**EXERCISE**
Show every line of the records below that contains the word "Информационный".

--- START DATA SHOWN ---

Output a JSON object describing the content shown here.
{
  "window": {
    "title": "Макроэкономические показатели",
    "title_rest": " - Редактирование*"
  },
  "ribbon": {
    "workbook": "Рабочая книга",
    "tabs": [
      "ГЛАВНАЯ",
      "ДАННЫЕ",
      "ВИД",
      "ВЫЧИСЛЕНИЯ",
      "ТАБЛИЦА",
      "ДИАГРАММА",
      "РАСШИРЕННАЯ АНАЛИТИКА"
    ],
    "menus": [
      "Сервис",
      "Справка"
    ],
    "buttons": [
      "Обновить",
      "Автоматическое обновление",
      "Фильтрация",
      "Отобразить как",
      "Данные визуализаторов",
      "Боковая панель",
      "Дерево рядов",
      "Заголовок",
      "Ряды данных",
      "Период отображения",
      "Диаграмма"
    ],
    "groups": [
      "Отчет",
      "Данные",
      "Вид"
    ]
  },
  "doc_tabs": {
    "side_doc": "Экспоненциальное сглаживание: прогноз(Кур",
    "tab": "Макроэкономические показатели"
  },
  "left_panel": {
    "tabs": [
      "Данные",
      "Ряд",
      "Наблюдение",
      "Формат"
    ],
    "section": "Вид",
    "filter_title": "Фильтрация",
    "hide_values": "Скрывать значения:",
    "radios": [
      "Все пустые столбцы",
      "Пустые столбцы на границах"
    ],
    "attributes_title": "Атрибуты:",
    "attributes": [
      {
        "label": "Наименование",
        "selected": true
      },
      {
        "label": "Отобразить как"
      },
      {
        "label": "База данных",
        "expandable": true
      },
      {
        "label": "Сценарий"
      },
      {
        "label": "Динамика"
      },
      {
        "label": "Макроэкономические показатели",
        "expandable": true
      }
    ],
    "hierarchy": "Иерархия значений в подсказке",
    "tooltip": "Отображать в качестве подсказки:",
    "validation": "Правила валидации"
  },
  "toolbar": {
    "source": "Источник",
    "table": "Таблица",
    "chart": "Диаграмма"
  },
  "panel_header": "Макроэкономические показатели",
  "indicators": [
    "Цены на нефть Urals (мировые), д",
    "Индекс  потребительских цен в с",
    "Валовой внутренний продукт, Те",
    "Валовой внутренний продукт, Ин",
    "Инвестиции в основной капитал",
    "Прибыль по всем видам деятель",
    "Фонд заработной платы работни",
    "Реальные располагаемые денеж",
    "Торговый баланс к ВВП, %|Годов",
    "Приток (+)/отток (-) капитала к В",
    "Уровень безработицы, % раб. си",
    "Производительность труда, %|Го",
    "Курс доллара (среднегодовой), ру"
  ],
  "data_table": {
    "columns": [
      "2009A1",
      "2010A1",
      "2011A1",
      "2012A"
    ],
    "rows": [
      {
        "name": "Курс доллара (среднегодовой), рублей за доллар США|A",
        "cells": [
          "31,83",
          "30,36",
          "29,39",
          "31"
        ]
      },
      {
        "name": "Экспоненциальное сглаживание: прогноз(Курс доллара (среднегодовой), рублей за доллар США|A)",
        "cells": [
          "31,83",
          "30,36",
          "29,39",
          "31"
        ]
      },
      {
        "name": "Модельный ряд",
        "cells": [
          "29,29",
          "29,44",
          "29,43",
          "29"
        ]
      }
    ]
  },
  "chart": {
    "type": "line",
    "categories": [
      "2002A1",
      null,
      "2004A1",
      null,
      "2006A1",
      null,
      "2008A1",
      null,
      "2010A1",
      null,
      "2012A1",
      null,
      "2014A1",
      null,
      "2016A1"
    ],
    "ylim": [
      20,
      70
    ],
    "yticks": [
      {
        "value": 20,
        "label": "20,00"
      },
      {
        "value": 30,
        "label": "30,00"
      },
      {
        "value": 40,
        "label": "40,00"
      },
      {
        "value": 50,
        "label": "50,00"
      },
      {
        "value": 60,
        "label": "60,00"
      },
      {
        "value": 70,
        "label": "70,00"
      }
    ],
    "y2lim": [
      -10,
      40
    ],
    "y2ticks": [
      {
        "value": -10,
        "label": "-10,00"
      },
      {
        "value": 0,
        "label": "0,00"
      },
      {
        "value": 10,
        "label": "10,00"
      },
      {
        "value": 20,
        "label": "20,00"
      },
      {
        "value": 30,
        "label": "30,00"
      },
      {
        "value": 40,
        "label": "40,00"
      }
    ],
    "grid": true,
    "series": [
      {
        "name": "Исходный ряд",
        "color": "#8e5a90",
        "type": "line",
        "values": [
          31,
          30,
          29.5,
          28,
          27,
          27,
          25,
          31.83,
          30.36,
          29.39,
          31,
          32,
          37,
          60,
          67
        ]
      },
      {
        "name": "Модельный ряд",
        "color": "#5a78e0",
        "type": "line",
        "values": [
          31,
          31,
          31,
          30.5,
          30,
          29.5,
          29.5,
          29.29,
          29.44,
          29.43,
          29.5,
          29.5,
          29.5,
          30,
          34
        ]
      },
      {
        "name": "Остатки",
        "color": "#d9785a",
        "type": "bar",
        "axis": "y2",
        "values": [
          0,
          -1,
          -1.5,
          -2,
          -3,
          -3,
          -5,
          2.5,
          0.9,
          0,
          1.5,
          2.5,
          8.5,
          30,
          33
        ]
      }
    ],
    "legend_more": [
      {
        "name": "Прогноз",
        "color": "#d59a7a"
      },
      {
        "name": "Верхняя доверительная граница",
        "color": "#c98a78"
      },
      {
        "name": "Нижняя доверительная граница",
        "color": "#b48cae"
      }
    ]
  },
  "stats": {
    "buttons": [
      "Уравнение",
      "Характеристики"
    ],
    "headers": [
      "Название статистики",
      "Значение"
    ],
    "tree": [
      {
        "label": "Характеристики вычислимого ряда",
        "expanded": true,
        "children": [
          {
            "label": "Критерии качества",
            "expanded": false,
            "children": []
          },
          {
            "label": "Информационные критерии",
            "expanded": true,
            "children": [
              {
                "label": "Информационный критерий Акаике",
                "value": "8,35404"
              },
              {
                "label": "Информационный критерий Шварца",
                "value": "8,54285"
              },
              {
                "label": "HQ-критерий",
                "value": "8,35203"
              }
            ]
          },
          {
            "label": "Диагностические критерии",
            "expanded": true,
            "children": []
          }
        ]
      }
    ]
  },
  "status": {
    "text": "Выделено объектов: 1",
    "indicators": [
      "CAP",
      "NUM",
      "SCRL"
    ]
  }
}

--- END DATA SHOWN ---

**TASK SOLUTION**
                "label": "Информационный критерий Акаике",
                "label": "Информационный критерий Шварца",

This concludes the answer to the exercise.